#### [INFORMATION GIVEN]
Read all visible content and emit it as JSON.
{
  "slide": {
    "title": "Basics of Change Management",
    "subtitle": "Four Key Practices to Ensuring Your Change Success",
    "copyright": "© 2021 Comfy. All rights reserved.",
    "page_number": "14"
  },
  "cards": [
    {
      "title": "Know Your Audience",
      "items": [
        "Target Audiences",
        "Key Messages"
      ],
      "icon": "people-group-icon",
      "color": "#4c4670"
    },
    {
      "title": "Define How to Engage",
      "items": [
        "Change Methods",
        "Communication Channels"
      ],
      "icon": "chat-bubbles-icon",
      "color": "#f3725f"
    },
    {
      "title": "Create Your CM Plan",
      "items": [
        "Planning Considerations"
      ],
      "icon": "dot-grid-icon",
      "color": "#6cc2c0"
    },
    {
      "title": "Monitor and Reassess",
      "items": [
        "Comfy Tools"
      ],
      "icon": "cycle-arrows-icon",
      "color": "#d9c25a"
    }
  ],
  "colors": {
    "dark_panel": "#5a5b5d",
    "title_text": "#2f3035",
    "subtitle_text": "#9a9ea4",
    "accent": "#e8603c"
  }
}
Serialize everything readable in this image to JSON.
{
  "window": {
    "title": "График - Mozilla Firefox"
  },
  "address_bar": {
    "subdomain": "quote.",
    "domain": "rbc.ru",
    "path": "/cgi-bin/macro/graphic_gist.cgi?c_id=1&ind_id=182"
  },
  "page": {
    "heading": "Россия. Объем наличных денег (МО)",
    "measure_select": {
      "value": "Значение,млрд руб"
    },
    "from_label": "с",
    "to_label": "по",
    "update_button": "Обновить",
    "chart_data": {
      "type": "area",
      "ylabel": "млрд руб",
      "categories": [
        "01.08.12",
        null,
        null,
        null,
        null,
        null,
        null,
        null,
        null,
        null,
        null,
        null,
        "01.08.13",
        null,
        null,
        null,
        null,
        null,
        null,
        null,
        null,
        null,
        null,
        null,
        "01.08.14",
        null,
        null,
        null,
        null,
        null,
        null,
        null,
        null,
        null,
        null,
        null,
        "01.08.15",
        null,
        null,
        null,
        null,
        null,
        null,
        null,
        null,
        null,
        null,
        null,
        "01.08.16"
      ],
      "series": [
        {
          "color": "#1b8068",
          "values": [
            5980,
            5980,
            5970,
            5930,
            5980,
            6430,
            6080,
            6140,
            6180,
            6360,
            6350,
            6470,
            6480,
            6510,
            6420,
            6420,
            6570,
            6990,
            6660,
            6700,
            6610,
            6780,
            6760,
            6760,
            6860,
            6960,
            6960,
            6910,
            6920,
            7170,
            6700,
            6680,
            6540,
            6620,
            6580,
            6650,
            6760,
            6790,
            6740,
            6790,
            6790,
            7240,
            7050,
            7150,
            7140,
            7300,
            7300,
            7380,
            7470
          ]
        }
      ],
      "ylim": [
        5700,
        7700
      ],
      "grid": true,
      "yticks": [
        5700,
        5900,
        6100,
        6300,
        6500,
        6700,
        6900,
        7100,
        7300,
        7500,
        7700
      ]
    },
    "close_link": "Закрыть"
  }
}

#### [INSTRUCTIONS TO FOLLOW]
Find the word "icon" in the entries, and copy every line it shows up in.

#### [ANSWER TO THIS TASK]
      "icon": "people-group-icon",
      "icon": "chat-bubbles-icon",
      "icon": "dot-grid-icon",
      "icon": "cycle-arrows-icon",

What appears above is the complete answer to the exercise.